- **Entries supplied**
+===+
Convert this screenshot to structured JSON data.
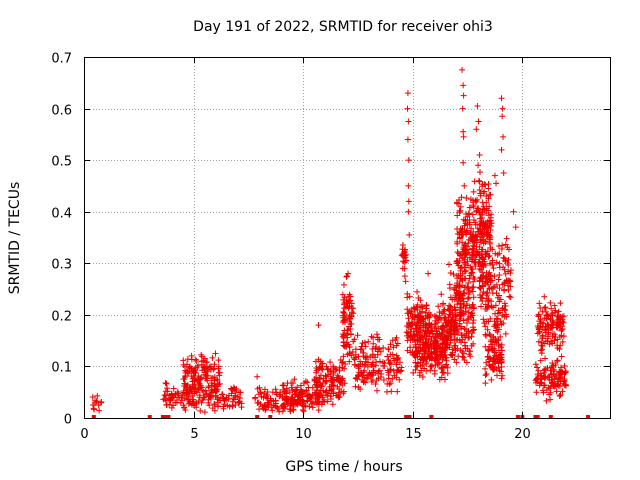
{
  "chart_data": {
    "type": "scatter",
    "title": "Day 191 of 2022, SRMTID for receiver ohi3",
    "xlabel": "GPS time / hours",
    "ylabel": "SRMTID / TECUs",
    "xlim": [
      0,
      24
    ],
    "ylim": [
      0,
      0.7
    ],
    "xticks": [
      0,
      5,
      10,
      15,
      20
    ],
    "yticks": [
      0,
      0.1,
      0.2,
      0.3,
      0.4,
      0.5,
      0.6,
      0.7
    ],
    "grid": true,
    "marker": "plus",
    "color": "#ee0000",
    "clusters": [
      {
        "x": [
          0.4,
          0.8
        ],
        "y": [
          0.01,
          0.05
        ]
      },
      {
        "x": [
          3.6,
          7.2
        ],
        "y": [
          0.01,
          0.07
        ]
      },
      {
        "x": [
          4.5,
          6.2
        ],
        "y": [
          0.03,
          0.125
        ]
      },
      {
        "x": [
          7.8,
          10.0
        ],
        "y": [
          0.01,
          0.06
        ]
      },
      {
        "x": [
          9.0,
          10.8
        ],
        "y": [
          0.01,
          0.08
        ]
      },
      {
        "x": [
          10.5,
          11.9
        ],
        "y": [
          0.02,
          0.12
        ]
      },
      {
        "x": [
          11.8,
          12.3
        ],
        "y": [
          0.1,
          0.28
        ]
      },
      {
        "x": [
          12.3,
          14.5
        ],
        "y": [
          0.04,
          0.17
        ]
      },
      {
        "x": [
          14.5,
          14.7
        ],
        "y": [
          0.25,
          0.37
        ]
      },
      {
        "x": [
          14.7,
          15.7
        ],
        "y": [
          0.1,
          0.25
        ]
      },
      {
        "x": [
          15.0,
          16.6
        ],
        "y": [
          0.07,
          0.18
        ]
      },
      {
        "x": [
          15.7,
          17.0
        ],
        "y": [
          0.1,
          0.23
        ]
      },
      {
        "x": [
          16.6,
          17.8
        ],
        "y": [
          0.1,
          0.3
        ]
      },
      {
        "x": [
          17.0,
          17.8
        ],
        "y": [
          0.2,
          0.45
        ]
      },
      {
        "x": [
          17.8,
          18.6
        ],
        "y": [
          0.25,
          0.48
        ]
      },
      {
        "x": [
          18.0,
          19.5
        ],
        "y": [
          0.15,
          0.38
        ]
      },
      {
        "x": [
          18.3,
          19.1
        ],
        "y": [
          0.06,
          0.2
        ]
      },
      {
        "x": [
          20.6,
          22.0
        ],
        "y": [
          0.03,
          0.12
        ]
      },
      {
        "x": [
          20.7,
          21.9
        ],
        "y": [
          0.12,
          0.23
        ]
      }
    ],
    "scattered_points": [
      {
        "x": 14.78,
        "y": 0.63
      },
      {
        "x": 14.8,
        "y": 0.575
      },
      {
        "x": 14.78,
        "y": 0.54
      },
      {
        "x": 14.82,
        "y": 0.5
      },
      {
        "x": 14.8,
        "y": 0.45
      },
      {
        "x": 14.82,
        "y": 0.42
      },
      {
        "x": 14.8,
        "y": 0.4
      },
      {
        "x": 14.84,
        "y": 0.355
      },
      {
        "x": 14.76,
        "y": 0.6
      },
      {
        "x": 17.25,
        "y": 0.675
      },
      {
        "x": 17.3,
        "y": 0.645
      },
      {
        "x": 17.32,
        "y": 0.625
      },
      {
        "x": 17.28,
        "y": 0.6
      },
      {
        "x": 17.3,
        "y": 0.555
      },
      {
        "x": 17.32,
        "y": 0.545
      },
      {
        "x": 17.95,
        "y": 0.605
      },
      {
        "x": 18.0,
        "y": 0.575
      },
      {
        "x": 17.9,
        "y": 0.56
      },
      {
        "x": 18.05,
        "y": 0.51
      },
      {
        "x": 17.98,
        "y": 0.49
      },
      {
        "x": 18.02,
        "y": 0.46
      },
      {
        "x": 19.05,
        "y": 0.62
      },
      {
        "x": 19.1,
        "y": 0.6
      },
      {
        "x": 19.08,
        "y": 0.585
      },
      {
        "x": 19.12,
        "y": 0.545
      },
      {
        "x": 19.05,
        "y": 0.52
      },
      {
        "x": 19.15,
        "y": 0.475
      },
      {
        "x": 17.3,
        "y": 0.495
      },
      {
        "x": 17.35,
        "y": 0.45
      },
      {
        "x": 18.75,
        "y": 0.47
      },
      {
        "x": 18.8,
        "y": 0.455
      },
      {
        "x": 19.6,
        "y": 0.4
      },
      {
        "x": 19.7,
        "y": 0.37
      },
      {
        "x": 12.0,
        "y": 0.275
      },
      {
        "x": 12.05,
        "y": 0.28
      },
      {
        "x": 10.7,
        "y": 0.18
      },
      {
        "x": 6.0,
        "y": 0.125
      },
      {
        "x": 7.9,
        "y": 0.08
      },
      {
        "x": 15.7,
        "y": 0.28
      },
      {
        "x": 16.3,
        "y": 0.24
      },
      {
        "x": 21.0,
        "y": 0.235
      },
      {
        "x": 21.05,
        "y": 0.215
      }
    ],
    "zero_markers": [
      0.45,
      3.0,
      3.6,
      3.75,
      3.85,
      7.9,
      8.5,
      14.7,
      14.85,
      15.85,
      19.8,
      20.0,
      20.6,
      20.7,
      21.3,
      23.0
    ]
  }
}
+===+
- **Short exercise**
Among the lines of the data, identify those with the word "SRMTID". Copy each of them.

- **Right answer**
    "title": "Day 191 of 2022, SRMTID for receiver ohi3",
    "ylabel": "SRMTID / TECUs",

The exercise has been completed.